▶ [THE PROBLEM]: Pull every line containing "Component" from the entries.

○ ○ ○ ○

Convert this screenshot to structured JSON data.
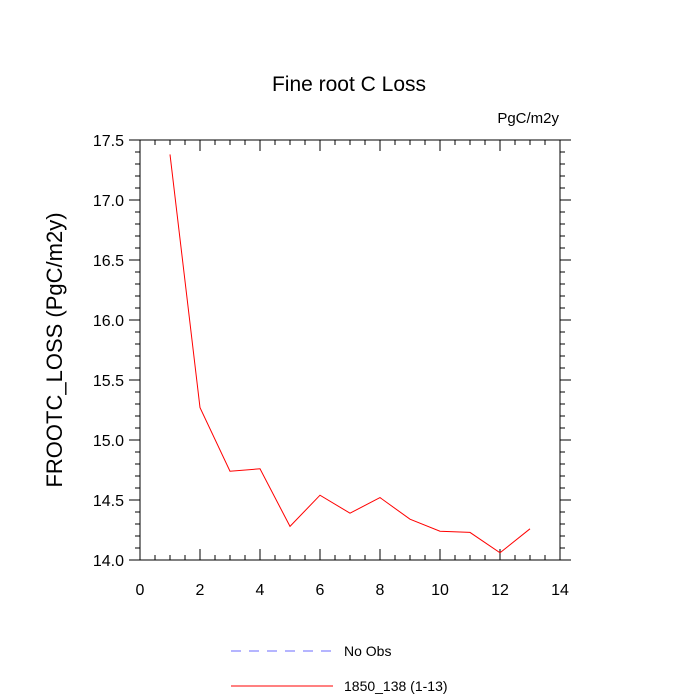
{
  "chart_data": {
    "type": "line",
    "title": "Fine root C Loss",
    "units_label": "PgC/m2y",
    "xlabel": "",
    "ylabel": "FROOTC_LOSS  (PgC/m2y)",
    "xlim": [
      0,
      14
    ],
    "ylim": [
      14.0,
      17.5
    ],
    "x_ticks": [
      0,
      2,
      4,
      6,
      8,
      10,
      12,
      14
    ],
    "x_tick_labels": [
      "0",
      "2",
      "4",
      "6",
      "8",
      "10",
      "12",
      "14"
    ],
    "y_ticks": [
      14.0,
      14.5,
      15.0,
      15.5,
      16.0,
      16.5,
      17.0,
      17.5
    ],
    "y_tick_labels": [
      "14.0",
      "14.5",
      "15.0",
      "15.5",
      "16.0",
      "16.5",
      "17.0",
      "17.5"
    ],
    "grid": false,
    "legend_position": "bottom",
    "series": [
      {
        "name": "No Obs",
        "color": "#6b6bff",
        "style": "dashed",
        "x": [],
        "y": []
      },
      {
        "name": "1850_138 (1-13)",
        "color": "#ff0000",
        "style": "solid",
        "x": [
          1,
          2,
          3,
          4,
          5,
          6,
          7,
          8,
          9,
          10,
          11,
          12,
          13
        ],
        "y": [
          17.38,
          15.27,
          14.74,
          14.76,
          14.28,
          14.54,
          14.39,
          14.52,
          14.34,
          14.24,
          14.23,
          14.06,
          14.26
        ]
      }
    ]
  }
}
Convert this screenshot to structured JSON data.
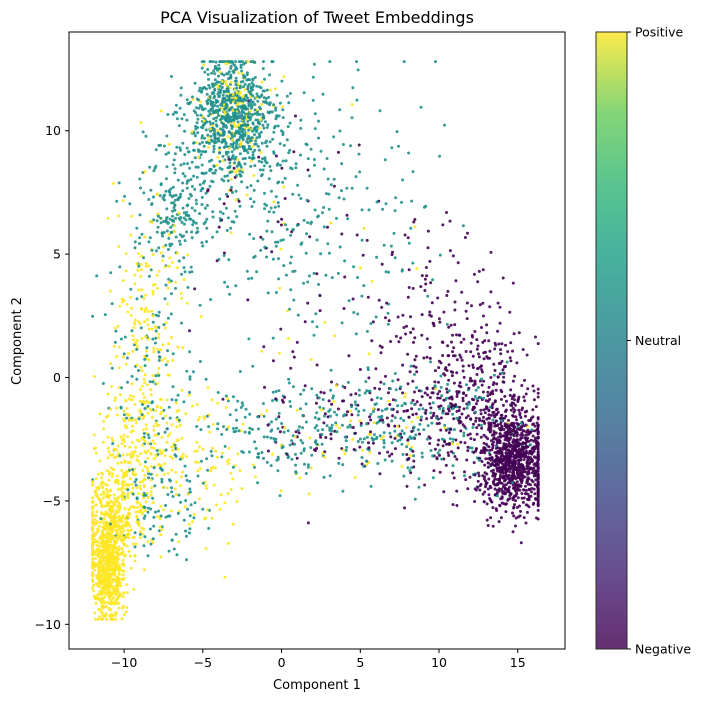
{
  "chart_data": {
    "type": "scatter",
    "title": "PCA Visualization of Tweet Embeddings",
    "xlabel": "Component 1",
    "ylabel": "Component 2",
    "xlim": [
      -13.5,
      18
    ],
    "ylim": [
      -11,
      14
    ],
    "x_ticks": [
      -10,
      -5,
      0,
      5,
      10,
      15
    ],
    "y_ticks": [
      -10,
      -5,
      0,
      5,
      10
    ],
    "x_tick_labels": [
      "−10",
      "−5",
      "0",
      "5",
      "10",
      "15"
    ],
    "y_tick_labels": [
      "−10",
      "−5",
      "0",
      "5",
      "10"
    ],
    "grid": false,
    "legend": "colorbar-right",
    "colormap": "viridis",
    "colorbar": {
      "ticks": [
        "Negative",
        "Neutral",
        "Positive"
      ],
      "colors": [
        "#440154",
        "#21918c",
        "#fde725"
      ]
    },
    "series": [
      {
        "name": "Positive",
        "color": "#fde725",
        "clusters": [
          {
            "cx": -11.0,
            "cy": -7.6,
            "sx": 0.55,
            "sy": 1.1,
            "n": 650
          },
          {
            "cx": -10.5,
            "cy": -5.5,
            "sx": 1.0,
            "sy": 1.0,
            "n": 350
          },
          {
            "cx": -9.0,
            "cy": -2.5,
            "sx": 1.3,
            "sy": 1.5,
            "n": 220
          },
          {
            "cx": -8.5,
            "cy": 2.5,
            "sx": 1.3,
            "sy": 2.5,
            "n": 160
          },
          {
            "cx": -5.0,
            "cy": -3.5,
            "sx": 2.5,
            "sy": 1.5,
            "n": 120
          },
          {
            "cx": -3.0,
            "cy": 10.5,
            "sx": 1.0,
            "sy": 1.2,
            "n": 140
          },
          {
            "cx": 5.0,
            "cy": -2.3,
            "sx": 4.0,
            "sy": 1.0,
            "n": 50
          },
          {
            "cx": 2.0,
            "cy": 4.0,
            "sx": 4.0,
            "sy": 3.0,
            "n": 25
          }
        ]
      },
      {
        "name": "Neutral",
        "color": "#21918c",
        "clusters": [
          {
            "cx": -3.2,
            "cy": 10.6,
            "sx": 1.4,
            "sy": 1.2,
            "n": 750
          },
          {
            "cx": -6.5,
            "cy": 7.0,
            "sx": 1.2,
            "sy": 1.5,
            "n": 220
          },
          {
            "cx": -1.0,
            "cy": 8.0,
            "sx": 2.5,
            "sy": 2.5,
            "n": 200
          },
          {
            "cx": 4.0,
            "cy": 6.0,
            "sx": 3.0,
            "sy": 3.0,
            "n": 120
          },
          {
            "cx": 4.0,
            "cy": -2.0,
            "sx": 5.0,
            "sy": 1.0,
            "n": 380
          },
          {
            "cx": -8.0,
            "cy": 0.0,
            "sx": 1.5,
            "sy": 3.0,
            "n": 140
          },
          {
            "cx": -8.0,
            "cy": -5.0,
            "sx": 1.5,
            "sy": 1.0,
            "n": 80
          },
          {
            "cx": 12.0,
            "cy": -2.0,
            "sx": 2.0,
            "sy": 1.5,
            "n": 40
          }
        ]
      },
      {
        "name": "Negative",
        "color": "#440154",
        "clusters": [
          {
            "cx": 14.8,
            "cy": -3.3,
            "sx": 1.1,
            "sy": 1.0,
            "n": 950
          },
          {
            "cx": 12.5,
            "cy": -1.0,
            "sx": 1.8,
            "sy": 1.8,
            "n": 350
          },
          {
            "cx": 9.5,
            "cy": 2.0,
            "sx": 2.0,
            "sy": 2.0,
            "n": 120
          },
          {
            "cx": 6.0,
            "cy": -2.0,
            "sx": 3.5,
            "sy": 1.0,
            "n": 140
          },
          {
            "cx": 3.0,
            "cy": 3.0,
            "sx": 4.0,
            "sy": 3.0,
            "n": 60
          },
          {
            "cx": 0.0,
            "cy": 8.0,
            "sx": 3.0,
            "sy": 2.5,
            "n": 30
          }
        ]
      }
    ]
  }
}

○ ○ ○ ○

▶ [OUTPUT FOR THIS EXERCISE]:
    "xlabel": "Component 1",
    "ylabel": "Component 2",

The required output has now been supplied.